* [EXERCISE BRIEF]
The lines to be copied are those below that contain "APEX".

== DATA FOR THIS TASK

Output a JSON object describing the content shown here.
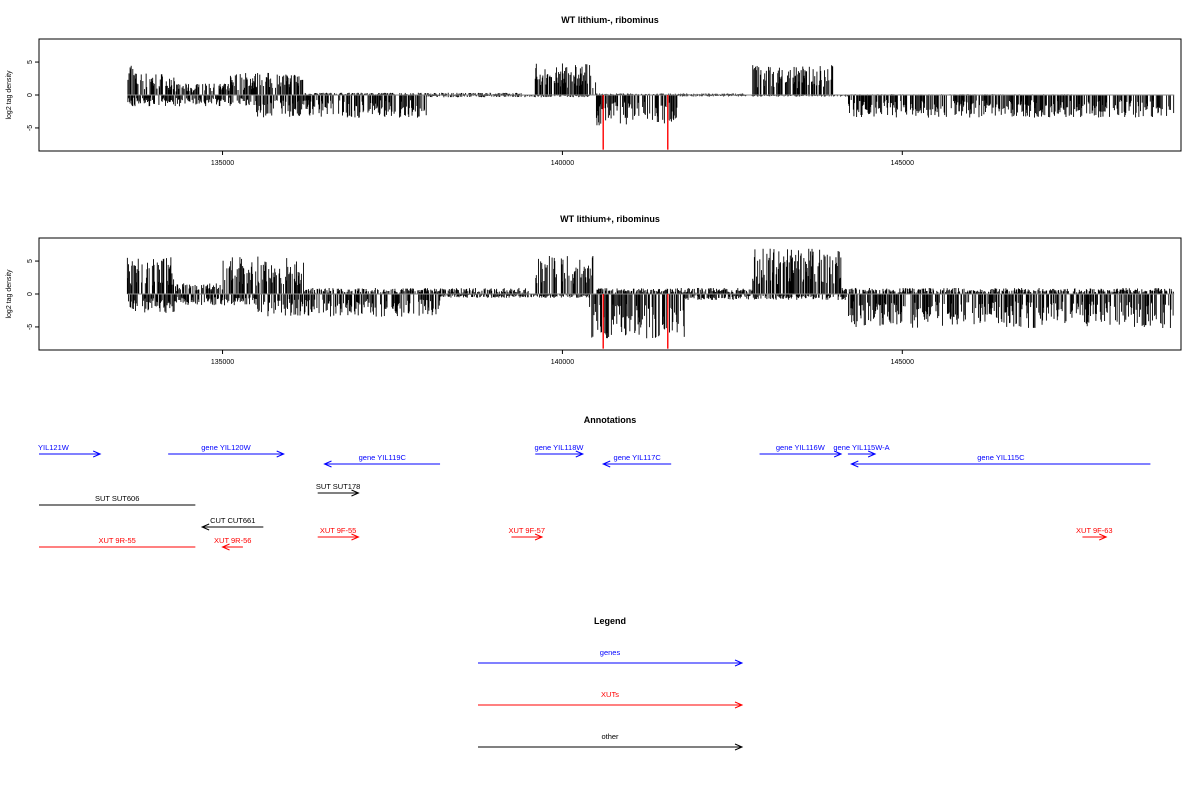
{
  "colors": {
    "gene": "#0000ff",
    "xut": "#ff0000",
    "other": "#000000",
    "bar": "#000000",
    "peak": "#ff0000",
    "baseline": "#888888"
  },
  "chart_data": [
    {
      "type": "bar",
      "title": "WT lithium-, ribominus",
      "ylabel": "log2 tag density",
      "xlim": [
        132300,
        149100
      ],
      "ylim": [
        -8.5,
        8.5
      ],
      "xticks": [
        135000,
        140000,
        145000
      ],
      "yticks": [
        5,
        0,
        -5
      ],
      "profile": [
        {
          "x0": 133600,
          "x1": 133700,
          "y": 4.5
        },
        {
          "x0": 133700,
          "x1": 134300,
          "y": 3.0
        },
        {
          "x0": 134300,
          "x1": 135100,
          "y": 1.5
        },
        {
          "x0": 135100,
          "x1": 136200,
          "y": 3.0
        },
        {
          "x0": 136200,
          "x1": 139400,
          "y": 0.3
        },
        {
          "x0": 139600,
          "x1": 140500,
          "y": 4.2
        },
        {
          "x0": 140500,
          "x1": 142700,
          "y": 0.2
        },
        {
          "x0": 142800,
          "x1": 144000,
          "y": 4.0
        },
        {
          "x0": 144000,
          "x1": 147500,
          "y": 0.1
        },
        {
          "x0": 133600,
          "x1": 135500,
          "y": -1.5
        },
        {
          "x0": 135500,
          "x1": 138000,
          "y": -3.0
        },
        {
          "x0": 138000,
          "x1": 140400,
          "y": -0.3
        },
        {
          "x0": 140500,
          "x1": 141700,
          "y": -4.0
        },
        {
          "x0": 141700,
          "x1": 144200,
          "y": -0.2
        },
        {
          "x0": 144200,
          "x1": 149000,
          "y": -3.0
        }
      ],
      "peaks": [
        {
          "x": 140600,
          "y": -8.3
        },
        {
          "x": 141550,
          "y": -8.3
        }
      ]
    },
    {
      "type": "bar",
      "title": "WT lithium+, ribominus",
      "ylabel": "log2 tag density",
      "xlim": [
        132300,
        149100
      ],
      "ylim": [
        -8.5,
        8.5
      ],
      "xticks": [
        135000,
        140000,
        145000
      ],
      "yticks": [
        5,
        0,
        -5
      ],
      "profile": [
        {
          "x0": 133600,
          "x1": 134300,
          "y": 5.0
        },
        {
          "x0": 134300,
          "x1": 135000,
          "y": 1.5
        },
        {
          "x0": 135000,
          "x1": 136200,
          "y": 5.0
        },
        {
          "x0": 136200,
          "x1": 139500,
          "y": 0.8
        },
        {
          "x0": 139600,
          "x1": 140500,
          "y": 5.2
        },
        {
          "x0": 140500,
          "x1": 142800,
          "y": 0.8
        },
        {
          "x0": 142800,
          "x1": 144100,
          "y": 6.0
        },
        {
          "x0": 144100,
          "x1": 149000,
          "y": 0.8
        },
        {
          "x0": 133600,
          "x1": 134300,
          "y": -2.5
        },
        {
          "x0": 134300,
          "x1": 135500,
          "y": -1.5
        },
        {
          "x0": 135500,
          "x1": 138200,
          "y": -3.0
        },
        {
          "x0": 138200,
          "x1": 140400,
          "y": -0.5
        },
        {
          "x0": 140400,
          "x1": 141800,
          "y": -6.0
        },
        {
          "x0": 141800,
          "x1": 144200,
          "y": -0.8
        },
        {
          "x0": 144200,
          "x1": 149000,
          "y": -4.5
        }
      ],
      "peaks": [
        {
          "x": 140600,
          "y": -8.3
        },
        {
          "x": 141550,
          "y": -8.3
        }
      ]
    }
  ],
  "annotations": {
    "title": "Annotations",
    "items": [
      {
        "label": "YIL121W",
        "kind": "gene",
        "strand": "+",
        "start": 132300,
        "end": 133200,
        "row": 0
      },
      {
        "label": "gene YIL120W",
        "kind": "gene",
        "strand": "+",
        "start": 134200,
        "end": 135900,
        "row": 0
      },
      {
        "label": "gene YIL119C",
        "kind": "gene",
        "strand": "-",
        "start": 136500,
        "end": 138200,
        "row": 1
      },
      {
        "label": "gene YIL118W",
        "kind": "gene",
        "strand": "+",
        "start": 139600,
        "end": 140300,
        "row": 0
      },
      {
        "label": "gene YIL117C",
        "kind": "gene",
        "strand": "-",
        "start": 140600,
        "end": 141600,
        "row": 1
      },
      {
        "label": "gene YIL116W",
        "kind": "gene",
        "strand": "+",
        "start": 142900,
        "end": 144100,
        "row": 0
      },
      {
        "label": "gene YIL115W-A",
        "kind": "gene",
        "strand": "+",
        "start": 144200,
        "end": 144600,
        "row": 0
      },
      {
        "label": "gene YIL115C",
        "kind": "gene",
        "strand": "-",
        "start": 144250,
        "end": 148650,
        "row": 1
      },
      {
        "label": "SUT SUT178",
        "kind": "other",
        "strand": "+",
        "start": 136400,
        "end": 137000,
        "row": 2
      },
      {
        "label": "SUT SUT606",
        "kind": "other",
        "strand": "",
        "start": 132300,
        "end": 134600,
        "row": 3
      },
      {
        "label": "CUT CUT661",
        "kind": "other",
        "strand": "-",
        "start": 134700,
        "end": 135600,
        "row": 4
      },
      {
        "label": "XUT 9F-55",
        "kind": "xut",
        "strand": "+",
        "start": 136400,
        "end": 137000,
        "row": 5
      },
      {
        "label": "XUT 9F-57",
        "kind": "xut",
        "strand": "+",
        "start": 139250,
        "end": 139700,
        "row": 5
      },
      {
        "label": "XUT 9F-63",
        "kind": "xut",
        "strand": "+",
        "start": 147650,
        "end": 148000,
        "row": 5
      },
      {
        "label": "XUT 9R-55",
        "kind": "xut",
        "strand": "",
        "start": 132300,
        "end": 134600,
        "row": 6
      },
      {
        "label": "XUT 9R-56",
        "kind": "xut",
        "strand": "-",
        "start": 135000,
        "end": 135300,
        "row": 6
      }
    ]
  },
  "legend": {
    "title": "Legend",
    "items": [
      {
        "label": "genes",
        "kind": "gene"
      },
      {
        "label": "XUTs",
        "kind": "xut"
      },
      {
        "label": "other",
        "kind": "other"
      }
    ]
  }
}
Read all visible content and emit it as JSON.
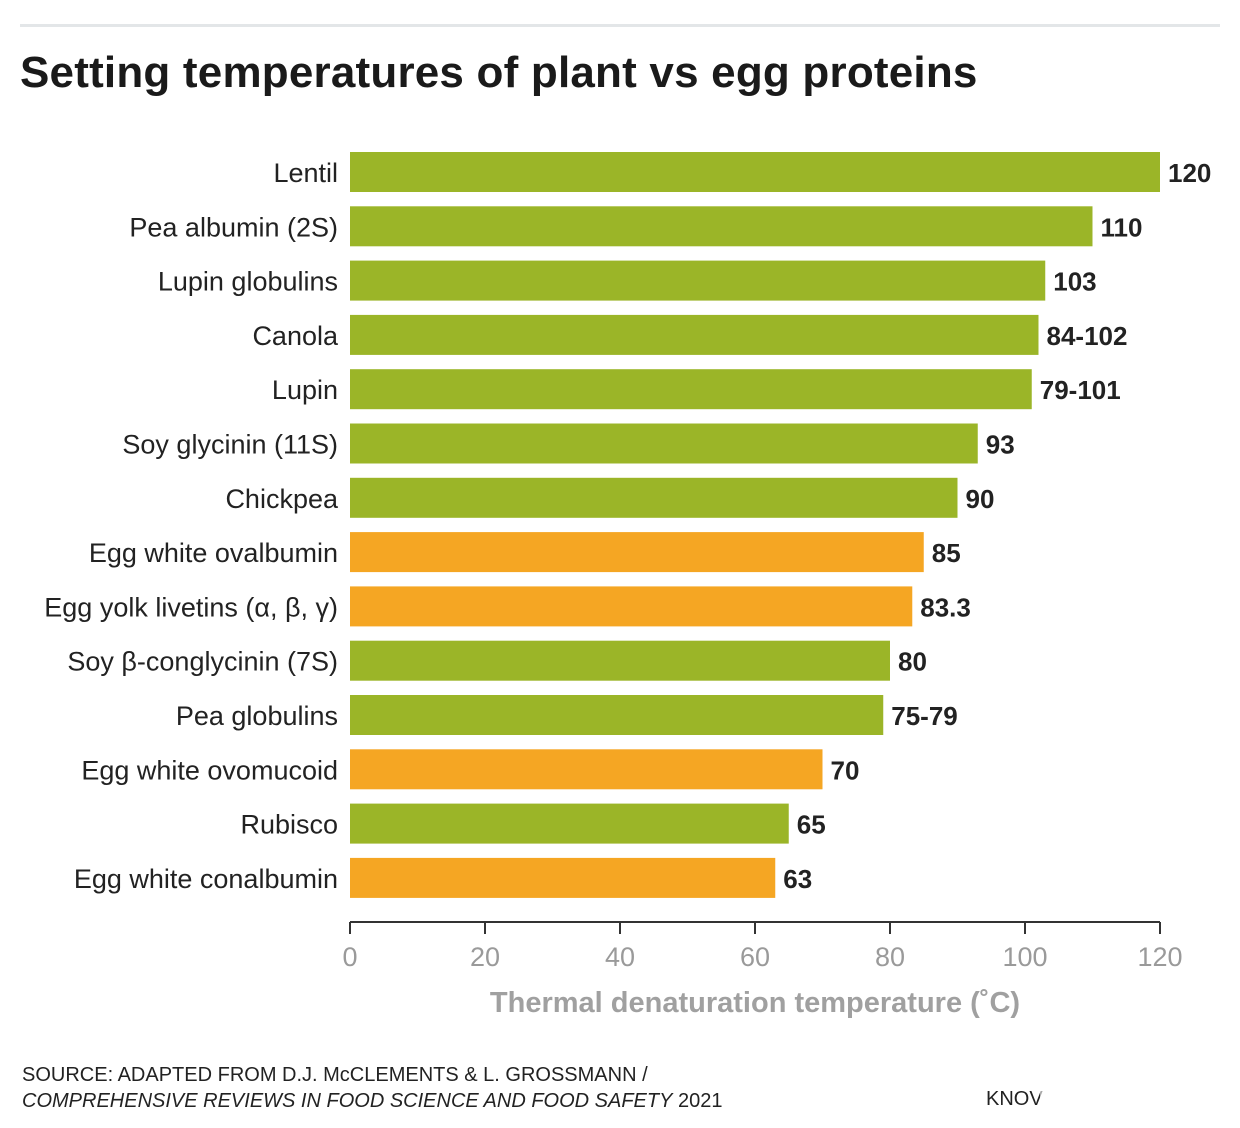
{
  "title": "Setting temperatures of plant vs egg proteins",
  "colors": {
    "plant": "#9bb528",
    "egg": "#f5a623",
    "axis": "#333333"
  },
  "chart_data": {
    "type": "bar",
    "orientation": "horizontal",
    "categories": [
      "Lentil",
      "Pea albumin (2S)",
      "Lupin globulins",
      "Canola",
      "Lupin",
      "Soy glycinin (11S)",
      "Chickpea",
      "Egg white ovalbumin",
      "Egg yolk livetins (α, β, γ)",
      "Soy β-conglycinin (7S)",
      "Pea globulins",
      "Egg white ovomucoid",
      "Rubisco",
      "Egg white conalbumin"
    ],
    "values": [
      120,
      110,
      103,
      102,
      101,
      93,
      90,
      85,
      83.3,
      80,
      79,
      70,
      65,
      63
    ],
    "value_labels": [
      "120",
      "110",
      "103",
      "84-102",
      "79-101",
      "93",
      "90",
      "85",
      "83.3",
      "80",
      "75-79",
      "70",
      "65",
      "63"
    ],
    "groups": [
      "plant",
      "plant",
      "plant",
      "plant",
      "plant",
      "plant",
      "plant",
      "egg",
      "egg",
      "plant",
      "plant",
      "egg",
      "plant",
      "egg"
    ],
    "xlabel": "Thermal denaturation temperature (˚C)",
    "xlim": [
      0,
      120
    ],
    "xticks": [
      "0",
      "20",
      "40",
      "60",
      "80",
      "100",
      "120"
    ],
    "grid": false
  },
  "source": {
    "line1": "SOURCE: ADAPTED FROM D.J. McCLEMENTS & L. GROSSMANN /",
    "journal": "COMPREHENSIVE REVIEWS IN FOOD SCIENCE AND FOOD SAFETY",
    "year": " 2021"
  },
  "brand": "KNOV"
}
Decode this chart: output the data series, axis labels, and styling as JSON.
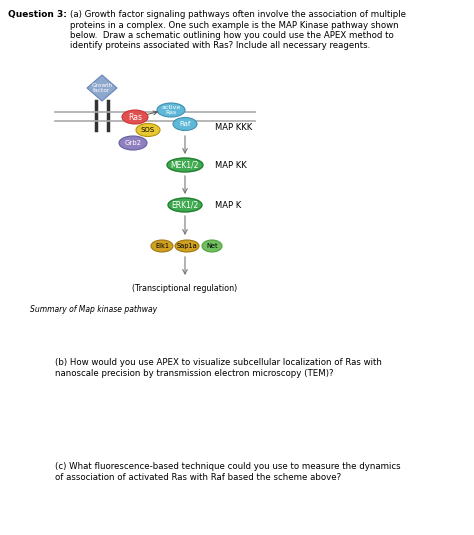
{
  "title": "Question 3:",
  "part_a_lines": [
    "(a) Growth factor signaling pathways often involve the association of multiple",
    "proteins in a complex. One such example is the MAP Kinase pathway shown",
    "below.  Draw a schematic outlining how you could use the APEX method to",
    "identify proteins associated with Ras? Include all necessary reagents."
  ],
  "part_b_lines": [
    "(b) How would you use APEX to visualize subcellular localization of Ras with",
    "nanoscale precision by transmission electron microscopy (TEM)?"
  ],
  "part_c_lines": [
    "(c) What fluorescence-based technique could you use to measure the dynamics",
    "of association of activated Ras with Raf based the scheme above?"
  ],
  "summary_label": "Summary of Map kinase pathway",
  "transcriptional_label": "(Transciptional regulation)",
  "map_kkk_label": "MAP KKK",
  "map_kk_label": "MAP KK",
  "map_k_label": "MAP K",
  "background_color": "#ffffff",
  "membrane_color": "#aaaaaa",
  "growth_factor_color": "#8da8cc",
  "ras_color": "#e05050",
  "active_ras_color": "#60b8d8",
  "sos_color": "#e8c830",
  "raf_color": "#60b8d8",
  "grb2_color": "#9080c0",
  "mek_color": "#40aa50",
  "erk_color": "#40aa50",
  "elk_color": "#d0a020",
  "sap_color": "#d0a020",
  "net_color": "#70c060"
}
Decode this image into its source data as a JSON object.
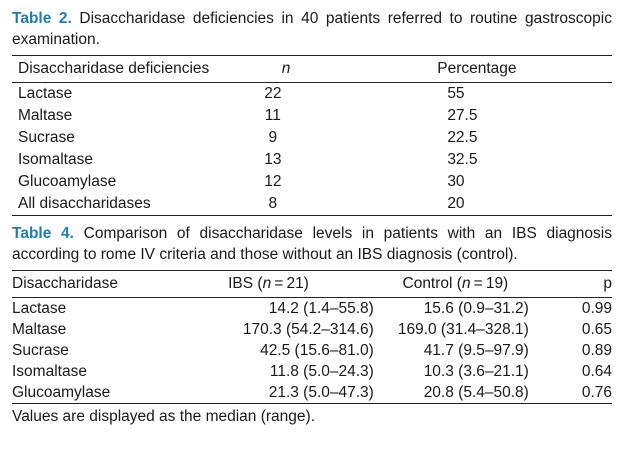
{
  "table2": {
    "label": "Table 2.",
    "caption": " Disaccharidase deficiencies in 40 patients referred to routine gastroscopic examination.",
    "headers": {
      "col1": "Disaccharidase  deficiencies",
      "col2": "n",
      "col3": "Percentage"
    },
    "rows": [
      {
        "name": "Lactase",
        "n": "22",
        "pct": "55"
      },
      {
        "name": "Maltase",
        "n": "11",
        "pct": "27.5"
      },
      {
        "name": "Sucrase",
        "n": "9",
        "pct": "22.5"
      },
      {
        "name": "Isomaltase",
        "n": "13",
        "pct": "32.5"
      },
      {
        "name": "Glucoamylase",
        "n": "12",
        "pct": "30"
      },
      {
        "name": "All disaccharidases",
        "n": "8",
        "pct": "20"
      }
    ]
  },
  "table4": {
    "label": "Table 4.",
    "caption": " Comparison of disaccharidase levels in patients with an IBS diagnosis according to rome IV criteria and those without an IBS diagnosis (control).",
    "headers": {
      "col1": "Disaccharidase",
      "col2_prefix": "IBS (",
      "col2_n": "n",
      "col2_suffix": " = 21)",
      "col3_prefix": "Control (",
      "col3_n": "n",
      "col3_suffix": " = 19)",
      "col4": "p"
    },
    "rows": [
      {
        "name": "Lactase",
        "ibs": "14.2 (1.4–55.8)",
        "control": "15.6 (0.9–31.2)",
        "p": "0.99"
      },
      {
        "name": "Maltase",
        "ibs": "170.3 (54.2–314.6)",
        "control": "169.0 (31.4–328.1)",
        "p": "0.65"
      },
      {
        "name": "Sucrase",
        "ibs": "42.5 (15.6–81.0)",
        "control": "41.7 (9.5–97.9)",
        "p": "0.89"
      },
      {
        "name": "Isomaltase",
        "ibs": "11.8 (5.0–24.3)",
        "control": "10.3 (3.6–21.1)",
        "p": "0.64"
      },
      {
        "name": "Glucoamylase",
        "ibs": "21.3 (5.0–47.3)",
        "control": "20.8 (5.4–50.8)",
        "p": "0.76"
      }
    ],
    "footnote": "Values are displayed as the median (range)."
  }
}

====

* [RESPONSE TO THIS TASK]
    "below.  Draw a schematic outlining how you could use the APEX method to",
    "(b) How would you use APEX to visualize subcellular localization of Ras with",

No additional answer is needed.